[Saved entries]
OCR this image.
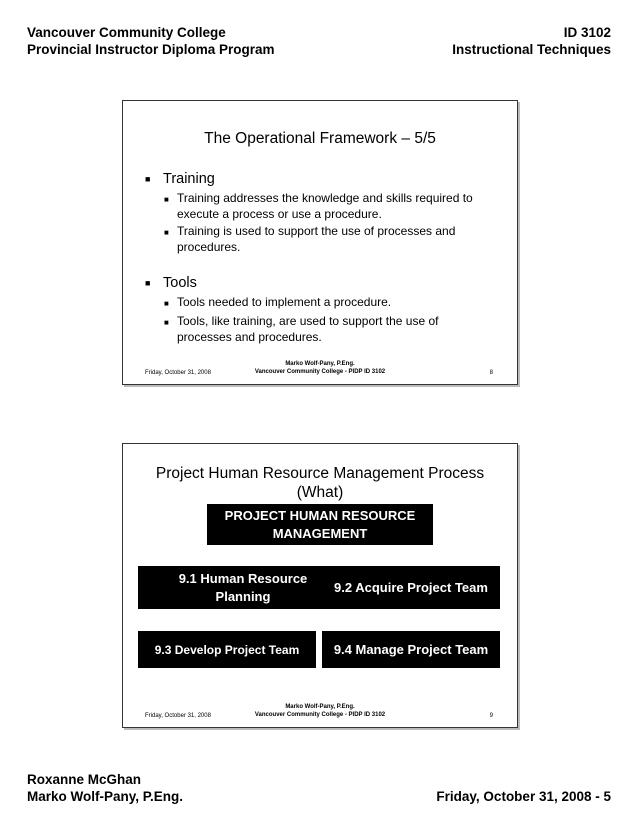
Vancouver Community College
Provincial Instructor Diploma Program
ID 3102
Instructional Techniques
The Operational Framework – 5/5
■ Training
■ Training addresses the knowledge and skills required to execute a process or use a procedure.
■ Training is used to support the use of processes and procedures.
■ Tools
■ Tools needed to implement a procedure.
■ Tools, like training, are used to support the use of processes and procedures.
Friday, October 31, 2008
Marko Wolf-Pany, P.Eng.
Vancouver Community College - PIDP ID 3102	8
Project Human Resource Management Process (What)
PROJECT HUMAN RESOURCE MANAGEMENT
9.1 Human Resource Planning
9.2 Acquire Project Team
9.3 Develop Project Team	9.4 Manage Project Team
Friday, October 31, 2008
Marko Wolf-Pany, P.Eng.
Vancouver Community College - PIDP ID 3102	9
Roxanne McGhan
Marko Wolf-Pany, P.Eng.	Friday, October 31, 2008 - 5
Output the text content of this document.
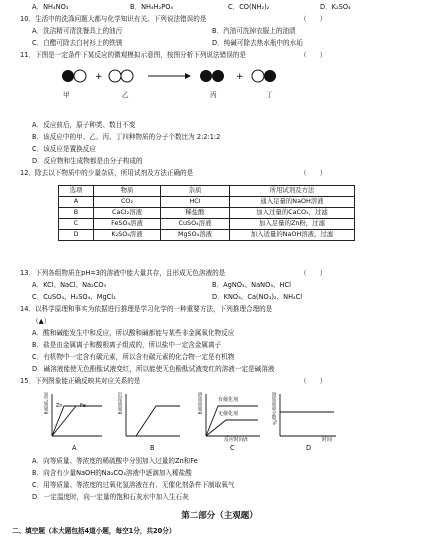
A．NH₄NO₃	B．NH₄H₂PO₄	C．CO(NH₂)₂	D．K₂SO₄
10．生活中的洗涤问题大都与化学知识有关。下列说法错误的是	（　　）
A．洗洁精可清洗餐具上的油污	B．汽油可洗掉衣服上的油渍
C．白醋可除去白衬衫上的铁锈	D．纯碱可除去热水瓶中的水垢
11．下图是一定条件下某反应的微观模拟示意图，按图分析下列说法错误的是	（　　）
+	+
甲	乙	丙	丁
A．反应前后，原子种类、数目不变
B．该反应中的甲、乙、丙、丁四种物质的分子个数比为 2:2:1:2
C．该反应是置换反应
D．反应物和生成物都是由分子构成的
12．除去以下物质中的少量杂质，所用试剂及方法正确的是	（　　）
选项	物质	杂质	所用试剂及方法
A	CO₂	HCl	通入足量的NaOH溶液
B	CaCl₂溶液	稀盐酸	加入过量的CaCO₃，过滤
C	FeSO₄溶液	CuSO₄溶液	加入足量的Zn粉，过滤
D	K₂SO₄溶液	MgSO₄溶液	加入适量的NaOH溶液，过滤
13．下列各组物质在pH=3的溶液中能大量共存，且形成无色溶液的是	（　　）
A．KCl、NaCl、Na₂CO₃	B．AgNO₃、NaNO₃、HCl
C．CuSO₄、H₂SO₄、MgCl₂	D．KNO₃、Ca(NO₃)₂、NH₄Cl
14．以科学原理和事实为依据进行推理是学习化学的一种重要方法，下列推理合理的是
（▲）
A．酸和碱能发生中和反应，所以酸和碱都能与某些非金属氧化物反应
B．盐是由金属离子和酸根离子组成的，所以盐中一定含金属离子
C．有机物中一定含有碳元素，所以含有碳元素的化合物一定是有机物
D．碱溶液能使无色酚酞试液变红，所以能使无色酚酞试液变红的溶液一定是碱溶液
15．下列图象能正确反映其对应关系的是	（　　）
氢气质量/g	沉淀质量/g	溶质质量/g	溶质质量分数/%
Zn	Fe
有催化剂
无催化剂
反应时间/t	时间
A	B	C	D
A．向等质量、等浓度的稀硫酸中分别加入过量的Zn和Fe
B．向含有少量NaOH的Na₂CO₃溶液中逐滴加入稀盐酸
C．用等质量、等浓度的过氧化氢溶液在有、无催化剂条件下制取氧气
D．一定温度时，向一定量的饱和石灰水中加入生石灰
第二部分（主观题）
二、填空题（本大题包括4道小题，每空1分，共20分）
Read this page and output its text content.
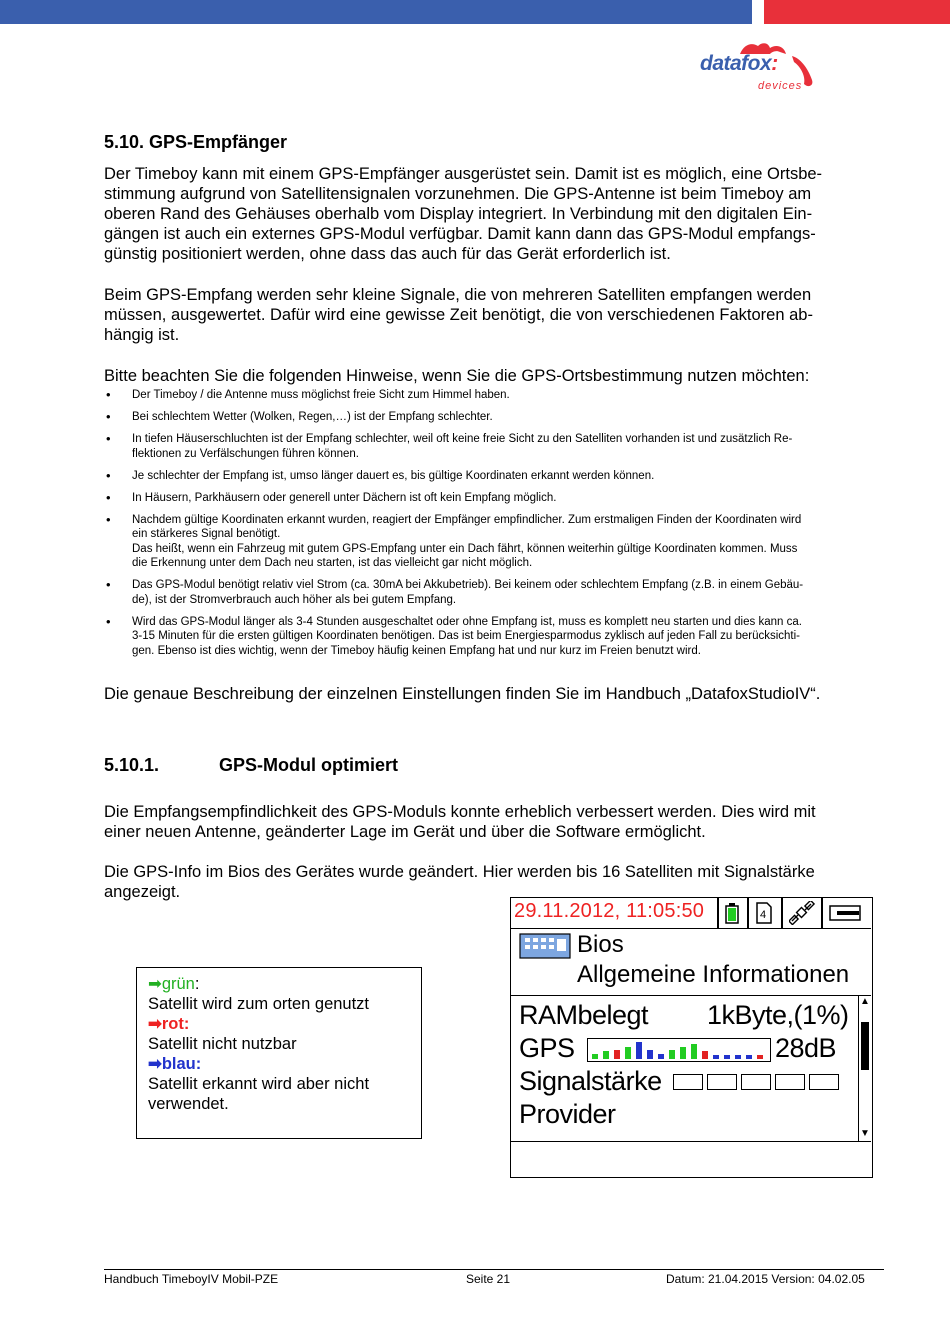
datafox:
devices
5.10. GPS-Empfänger
Der Timeboy kann mit einem GPS-Empfänger ausgerüstet sein. Damit ist es möglich, eine Ortsbe-
stimmung aufgrund von Satellitensignalen vorzunehmen. Die GPS-Antenne ist beim Timeboy am
oberen Rand des Gehäuses oberhalb vom Display integriert. In Verbindung mit den digitalen Ein-
gängen ist auch ein externes GPS-Modul verfügbar. Damit kann dann das GPS-Modul empfangs-
günstig positioniert werden, ohne dass das auch für das Gerät erforderlich ist.
Beim GPS-Empfang werden sehr kleine Signale, die von mehreren Satelliten empfangen werden
müssen, ausgewertet. Dafür wird eine gewisse Zeit benötigt, die von verschiedenen Faktoren ab-
hängig ist.
Bitte beachten Sie die folgenden Hinweise, wenn Sie die GPS-Ortsbestimmung nutzen möchten:
• Der Timeboy / die Antenne muss möglichst freie Sicht zum Himmel haben.
• Bei schlechtem Wetter (Wolken, Regen,…) ist der Empfang schlechter.
• In tiefen Häuserschluchten ist der Empfang schlechter, weil oft keine freie Sicht zu den Satelliten vorhanden ist und zusätzlich Re-
flektionen zu Verfälschungen führen können.
• Je schlechter der Empfang ist, umso länger dauert es, bis gültige Koordinaten erkannt werden können.
• In Häusern, Parkhäusern oder generell unter Dächern ist oft kein Empfang möglich.
• Nachdem gültige Koordinaten erkannt wurden, reagiert der Empfänger empfindlicher. Zum erstmaligen Finden der Koordinaten wird
ein stärkeres Signal benötigt.
Das heißt, wenn ein Fahrzeug mit gutem GPS-Empfang unter ein Dach fährt, können weiterhin gültige Koordinaten kommen. Muss
die Erkennung unter dem Dach neu starten, ist das vielleicht gar nicht möglich.
• Das GPS-Modul benötigt relativ viel Strom (ca. 30mA bei Akkubetrieb). Bei keinem oder schlechtem Empfang (z.B. in einem Gebäu-
de), ist der Stromverbrauch auch höher als bei gutem Empfang.
• Wird das GPS-Modul länger als 3-4 Stunden ausgeschaltet oder ohne Empfang ist, muss es komplett neu starten und dies kann ca.
3-15 Minuten für die ersten gültigen Koordinaten benötigen. Das ist beim Energiesparmodus zyklisch auf jeden Fall zu berücksichti-
gen. Ebenso ist dies wichtig, wenn der Timeboy häufig keinen Empfang hat und nur kurz im Freien benutzt wird.
Die genaue Beschreibung der einzelnen Einstellungen finden Sie im Handbuch „DatafoxStudioIV“.
5.10.1.	GPS-Modul optimiert
Die Empfangsempfindlichkeit des GPS-Moduls konnte erheblich verbessert werden. Dies wird mit
einer neuen Antenne, geänderter Lage im Gerät und über die Software ermöglicht.
Die GPS-Info im Bios des Gerätes wurde geändert. Hier werden bis 16 Satelliten mit Signalstärke
angezeigt.
➡grün:
Satellit wird zum orten genutzt
➡rot:
Satellit nicht nutzbar
➡blau:
Satellit erkannt wird aber nicht
verwendet.
29.11.2012, 11:05:50	4
Bios
Allgemeine Informationen
RAMbelegt 1kByte,(1%)
GPS	28dB
Signalstärke
Provider
▲
▼
Handbuch TimeboyIV Mobil-PZE	Seite 21	Datum: 21.04.2015 Version: 04.02.05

▶ **Goal**: Work out how many lines in the records above hold the string "procedures", then give only that count.

▶ **Written response**: 2